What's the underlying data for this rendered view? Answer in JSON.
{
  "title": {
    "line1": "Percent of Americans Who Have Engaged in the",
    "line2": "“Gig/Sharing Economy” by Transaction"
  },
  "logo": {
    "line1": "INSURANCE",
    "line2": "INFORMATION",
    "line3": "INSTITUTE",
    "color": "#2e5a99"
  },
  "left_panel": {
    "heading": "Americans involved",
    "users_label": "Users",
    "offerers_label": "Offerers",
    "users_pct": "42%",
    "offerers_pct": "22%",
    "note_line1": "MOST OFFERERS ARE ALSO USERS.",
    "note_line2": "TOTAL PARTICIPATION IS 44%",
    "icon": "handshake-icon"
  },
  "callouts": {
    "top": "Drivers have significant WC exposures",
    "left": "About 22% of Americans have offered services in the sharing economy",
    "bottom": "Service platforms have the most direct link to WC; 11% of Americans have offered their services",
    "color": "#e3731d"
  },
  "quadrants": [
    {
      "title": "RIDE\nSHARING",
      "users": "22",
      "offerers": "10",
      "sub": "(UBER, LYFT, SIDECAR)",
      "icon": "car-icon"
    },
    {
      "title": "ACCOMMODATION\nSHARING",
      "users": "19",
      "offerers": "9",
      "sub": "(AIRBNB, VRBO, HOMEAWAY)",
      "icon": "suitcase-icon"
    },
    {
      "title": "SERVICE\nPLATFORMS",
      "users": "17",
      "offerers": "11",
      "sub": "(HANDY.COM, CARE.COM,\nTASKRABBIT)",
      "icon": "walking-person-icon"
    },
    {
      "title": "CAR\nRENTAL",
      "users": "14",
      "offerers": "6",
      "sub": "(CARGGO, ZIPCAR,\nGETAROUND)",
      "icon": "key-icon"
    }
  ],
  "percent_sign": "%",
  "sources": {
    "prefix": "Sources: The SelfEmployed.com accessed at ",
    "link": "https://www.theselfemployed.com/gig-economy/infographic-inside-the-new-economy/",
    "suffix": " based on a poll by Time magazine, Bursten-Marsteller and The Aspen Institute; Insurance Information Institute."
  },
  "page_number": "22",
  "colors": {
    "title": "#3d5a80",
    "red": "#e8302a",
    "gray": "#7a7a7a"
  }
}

- _Aim of the task_
Retype every record above exactly as written.

- _Result of the exercise_
What's the underlying data for this rendered view? Answer in JSON.
{
  "title": {
    "line1": "Percent of Americans Who Have Engaged in the",
    "line2": "“Gig/Sharing Economy” by Transaction"
  },
  "logo": {
    "line1": "INSURANCE",
    "line2": "INFORMATION",
    "line3": "INSTITUTE",
    "color": "#2e5a99"
  },
  "left_panel": {
    "heading": "Americans involved",
    "users_label": "Users",
    "offerers_label": "Offerers",
    "users_pct": "42%",
    "offerers_pct": "22%",
    "note_line1": "MOST OFFERERS ARE ALSO USERS.",
    "note_line2": "TOTAL PARTICIPATION IS 44%",
    "icon": "handshake-icon"
  },
  "callouts": {
    "top": "Drivers have significant WC exposures",
    "left": "About 22% of Americans have offered services in the sharing economy",
    "bottom": "Service platforms have the most direct link to WC; 11% of Americans have offered their services",
    "color": "#e3731d"
  },
  "quadrants": [
    {
      "title": "RIDE\nSHARING",
      "users": "22",
      "offerers": "10",
      "sub": "(UBER, LYFT, SIDECAR)",
      "icon": "car-icon"
    },
    {
      "title": "ACCOMMODATION\nSHARING",
      "users": "19",
      "offerers": "9",
      "sub": "(AIRBNB, VRBO, HOMEAWAY)",
      "icon": "suitcase-icon"
    },
    {
      "title": "SERVICE\nPLATFORMS",
      "users": "17",
      "offerers": "11",
      "sub": "(HANDY.COM, CARE.COM,\nTASKRABBIT)",
      "icon": "walking-person-icon"
    },
    {
      "title": "CAR\nRENTAL",
      "users": "14",
      "offerers": "6",
      "sub": "(CARGGO, ZIPCAR,\nGETAROUND)",
      "icon": "key-icon"
    }
  ],
  "percent_sign": "%",
  "sources": {
    "prefix": "Sources: The SelfEmployed.com accessed at ",
    "link": "https://www.theselfemployed.com/gig-economy/infographic-inside-the-new-economy/",
    "suffix": " based on a poll by Time magazine, Bursten-Marsteller and The Aspen Institute; Insurance Information Institute."
  },
  "page_number": "22",
  "colors": {
    "title": "#3d5a80",
    "red": "#e8302a",
    "gray": "#7a7a7a"
  }
}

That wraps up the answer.